*Given exercise*
Go through the material and pull out every line with the string "ylabel" in it.

*Records for this task*
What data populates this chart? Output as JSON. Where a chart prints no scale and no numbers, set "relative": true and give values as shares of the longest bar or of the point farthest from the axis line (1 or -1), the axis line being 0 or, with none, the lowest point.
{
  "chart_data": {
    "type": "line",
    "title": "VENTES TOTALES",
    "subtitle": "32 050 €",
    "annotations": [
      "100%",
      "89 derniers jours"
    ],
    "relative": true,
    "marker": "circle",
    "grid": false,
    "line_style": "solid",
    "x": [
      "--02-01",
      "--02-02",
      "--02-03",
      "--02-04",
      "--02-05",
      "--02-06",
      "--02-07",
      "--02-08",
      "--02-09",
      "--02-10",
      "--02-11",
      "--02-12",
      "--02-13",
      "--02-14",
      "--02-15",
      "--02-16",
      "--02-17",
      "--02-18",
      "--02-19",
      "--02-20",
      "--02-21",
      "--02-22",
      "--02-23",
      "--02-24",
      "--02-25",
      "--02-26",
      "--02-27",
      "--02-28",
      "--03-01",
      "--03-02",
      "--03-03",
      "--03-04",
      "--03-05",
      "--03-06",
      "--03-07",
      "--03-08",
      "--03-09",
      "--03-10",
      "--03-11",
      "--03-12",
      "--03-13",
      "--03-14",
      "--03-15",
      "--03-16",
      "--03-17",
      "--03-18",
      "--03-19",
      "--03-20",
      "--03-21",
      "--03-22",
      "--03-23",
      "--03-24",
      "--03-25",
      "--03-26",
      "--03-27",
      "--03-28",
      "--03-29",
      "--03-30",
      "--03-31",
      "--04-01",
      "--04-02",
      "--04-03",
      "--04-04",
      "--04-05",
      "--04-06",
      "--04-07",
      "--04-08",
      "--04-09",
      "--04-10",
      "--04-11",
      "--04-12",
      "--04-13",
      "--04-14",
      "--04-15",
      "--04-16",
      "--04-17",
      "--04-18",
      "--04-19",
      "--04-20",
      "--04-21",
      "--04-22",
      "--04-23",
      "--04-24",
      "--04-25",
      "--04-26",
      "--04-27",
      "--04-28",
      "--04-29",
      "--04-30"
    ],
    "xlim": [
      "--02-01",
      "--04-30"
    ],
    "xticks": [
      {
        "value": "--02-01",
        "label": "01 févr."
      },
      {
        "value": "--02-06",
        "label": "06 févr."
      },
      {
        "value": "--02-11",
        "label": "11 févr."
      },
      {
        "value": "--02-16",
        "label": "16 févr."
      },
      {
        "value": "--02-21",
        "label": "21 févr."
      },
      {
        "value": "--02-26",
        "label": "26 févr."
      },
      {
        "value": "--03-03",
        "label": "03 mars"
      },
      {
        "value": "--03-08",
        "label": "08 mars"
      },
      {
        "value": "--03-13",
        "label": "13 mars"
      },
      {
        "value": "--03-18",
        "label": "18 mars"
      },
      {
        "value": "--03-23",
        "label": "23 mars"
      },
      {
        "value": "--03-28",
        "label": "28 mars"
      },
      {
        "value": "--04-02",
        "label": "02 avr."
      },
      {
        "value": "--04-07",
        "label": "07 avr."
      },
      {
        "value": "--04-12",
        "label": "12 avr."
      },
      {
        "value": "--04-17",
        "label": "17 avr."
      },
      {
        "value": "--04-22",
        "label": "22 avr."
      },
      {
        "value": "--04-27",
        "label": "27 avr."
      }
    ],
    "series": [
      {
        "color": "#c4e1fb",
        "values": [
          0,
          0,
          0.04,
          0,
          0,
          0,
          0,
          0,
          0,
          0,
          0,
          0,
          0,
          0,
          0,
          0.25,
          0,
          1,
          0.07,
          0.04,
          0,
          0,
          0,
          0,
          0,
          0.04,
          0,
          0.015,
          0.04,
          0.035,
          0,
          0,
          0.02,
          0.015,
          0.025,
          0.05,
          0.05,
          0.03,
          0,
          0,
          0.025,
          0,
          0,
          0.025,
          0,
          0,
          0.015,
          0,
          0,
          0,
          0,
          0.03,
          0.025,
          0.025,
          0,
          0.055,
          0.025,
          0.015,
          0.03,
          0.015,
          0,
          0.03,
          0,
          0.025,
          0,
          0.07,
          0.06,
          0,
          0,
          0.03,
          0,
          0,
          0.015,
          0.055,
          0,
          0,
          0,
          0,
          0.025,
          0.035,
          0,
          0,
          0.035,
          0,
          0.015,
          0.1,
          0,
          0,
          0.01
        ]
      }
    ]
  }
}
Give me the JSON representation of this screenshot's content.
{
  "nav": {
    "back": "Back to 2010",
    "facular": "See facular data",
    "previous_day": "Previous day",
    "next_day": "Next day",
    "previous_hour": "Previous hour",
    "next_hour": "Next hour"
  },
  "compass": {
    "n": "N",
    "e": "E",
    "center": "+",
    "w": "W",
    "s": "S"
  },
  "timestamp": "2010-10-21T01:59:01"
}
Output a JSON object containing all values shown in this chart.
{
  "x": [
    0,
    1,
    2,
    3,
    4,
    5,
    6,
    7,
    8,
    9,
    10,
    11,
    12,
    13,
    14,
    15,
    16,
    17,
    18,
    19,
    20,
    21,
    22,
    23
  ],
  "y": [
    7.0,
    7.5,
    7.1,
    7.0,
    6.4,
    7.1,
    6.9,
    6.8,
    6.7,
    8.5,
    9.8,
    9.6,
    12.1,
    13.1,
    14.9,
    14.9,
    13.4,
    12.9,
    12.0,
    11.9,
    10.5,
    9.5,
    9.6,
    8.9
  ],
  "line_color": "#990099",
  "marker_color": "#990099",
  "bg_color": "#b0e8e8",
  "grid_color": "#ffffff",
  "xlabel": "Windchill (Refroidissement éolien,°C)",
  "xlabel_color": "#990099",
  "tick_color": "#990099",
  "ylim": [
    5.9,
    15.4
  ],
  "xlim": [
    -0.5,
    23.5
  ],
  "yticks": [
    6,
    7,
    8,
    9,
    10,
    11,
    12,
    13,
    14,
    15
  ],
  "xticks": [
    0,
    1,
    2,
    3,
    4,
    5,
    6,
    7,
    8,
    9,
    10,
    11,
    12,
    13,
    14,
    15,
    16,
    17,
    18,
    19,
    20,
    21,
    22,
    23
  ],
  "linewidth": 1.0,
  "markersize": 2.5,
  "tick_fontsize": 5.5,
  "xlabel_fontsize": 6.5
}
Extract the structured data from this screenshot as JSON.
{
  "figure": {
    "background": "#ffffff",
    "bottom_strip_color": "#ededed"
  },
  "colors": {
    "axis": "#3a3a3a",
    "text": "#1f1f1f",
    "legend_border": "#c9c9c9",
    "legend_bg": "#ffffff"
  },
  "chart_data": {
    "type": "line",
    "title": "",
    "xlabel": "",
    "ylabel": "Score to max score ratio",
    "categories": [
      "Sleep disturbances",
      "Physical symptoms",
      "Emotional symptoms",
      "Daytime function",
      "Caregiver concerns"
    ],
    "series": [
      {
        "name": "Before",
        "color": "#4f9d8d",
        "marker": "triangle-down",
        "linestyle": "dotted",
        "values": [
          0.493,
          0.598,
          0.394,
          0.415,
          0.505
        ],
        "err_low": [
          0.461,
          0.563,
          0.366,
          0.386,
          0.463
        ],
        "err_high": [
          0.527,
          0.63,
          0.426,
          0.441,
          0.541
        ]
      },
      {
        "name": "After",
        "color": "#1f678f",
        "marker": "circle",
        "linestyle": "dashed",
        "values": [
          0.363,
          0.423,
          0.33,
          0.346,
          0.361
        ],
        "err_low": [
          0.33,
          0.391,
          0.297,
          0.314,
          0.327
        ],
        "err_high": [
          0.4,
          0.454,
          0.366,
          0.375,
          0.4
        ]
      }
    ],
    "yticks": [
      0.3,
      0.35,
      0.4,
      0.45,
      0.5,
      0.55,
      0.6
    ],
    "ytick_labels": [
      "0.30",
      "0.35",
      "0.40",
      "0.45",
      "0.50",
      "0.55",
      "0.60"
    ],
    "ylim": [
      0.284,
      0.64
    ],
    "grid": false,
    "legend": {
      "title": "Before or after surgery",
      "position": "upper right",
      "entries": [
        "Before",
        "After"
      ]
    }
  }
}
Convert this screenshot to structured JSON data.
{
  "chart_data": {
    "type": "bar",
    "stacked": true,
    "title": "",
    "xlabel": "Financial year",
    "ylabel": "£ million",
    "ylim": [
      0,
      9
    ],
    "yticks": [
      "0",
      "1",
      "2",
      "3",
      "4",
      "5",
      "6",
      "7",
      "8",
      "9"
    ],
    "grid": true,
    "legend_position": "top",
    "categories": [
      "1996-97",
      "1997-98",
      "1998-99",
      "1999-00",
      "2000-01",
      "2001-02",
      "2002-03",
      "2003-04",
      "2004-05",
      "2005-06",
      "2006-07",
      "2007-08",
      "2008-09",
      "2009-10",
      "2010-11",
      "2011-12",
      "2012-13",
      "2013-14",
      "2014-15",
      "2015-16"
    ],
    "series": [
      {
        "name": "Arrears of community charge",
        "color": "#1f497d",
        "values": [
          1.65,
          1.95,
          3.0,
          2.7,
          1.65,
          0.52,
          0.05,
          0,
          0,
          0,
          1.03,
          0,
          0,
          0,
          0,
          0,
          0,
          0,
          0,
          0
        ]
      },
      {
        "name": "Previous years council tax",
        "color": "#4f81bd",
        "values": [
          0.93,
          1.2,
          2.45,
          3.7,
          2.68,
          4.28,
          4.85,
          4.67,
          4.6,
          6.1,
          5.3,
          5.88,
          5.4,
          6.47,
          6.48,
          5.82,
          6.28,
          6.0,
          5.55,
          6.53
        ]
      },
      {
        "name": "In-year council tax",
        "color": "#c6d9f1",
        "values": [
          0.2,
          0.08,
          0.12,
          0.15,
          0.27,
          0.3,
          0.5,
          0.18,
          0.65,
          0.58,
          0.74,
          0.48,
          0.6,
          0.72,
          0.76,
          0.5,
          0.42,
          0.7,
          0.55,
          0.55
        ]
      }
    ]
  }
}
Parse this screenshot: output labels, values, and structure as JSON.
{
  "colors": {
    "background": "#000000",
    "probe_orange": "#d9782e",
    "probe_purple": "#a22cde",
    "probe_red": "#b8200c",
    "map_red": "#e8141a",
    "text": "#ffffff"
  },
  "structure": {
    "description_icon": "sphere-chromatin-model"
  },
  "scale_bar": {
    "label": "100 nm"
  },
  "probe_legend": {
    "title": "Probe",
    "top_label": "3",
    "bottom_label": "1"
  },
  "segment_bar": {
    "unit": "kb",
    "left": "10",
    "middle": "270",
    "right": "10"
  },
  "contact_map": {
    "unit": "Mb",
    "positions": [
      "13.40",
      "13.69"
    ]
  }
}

*Solution to this exercise*
    "ylabel": "Score to max score ratio",
    "ylabel": "£ million",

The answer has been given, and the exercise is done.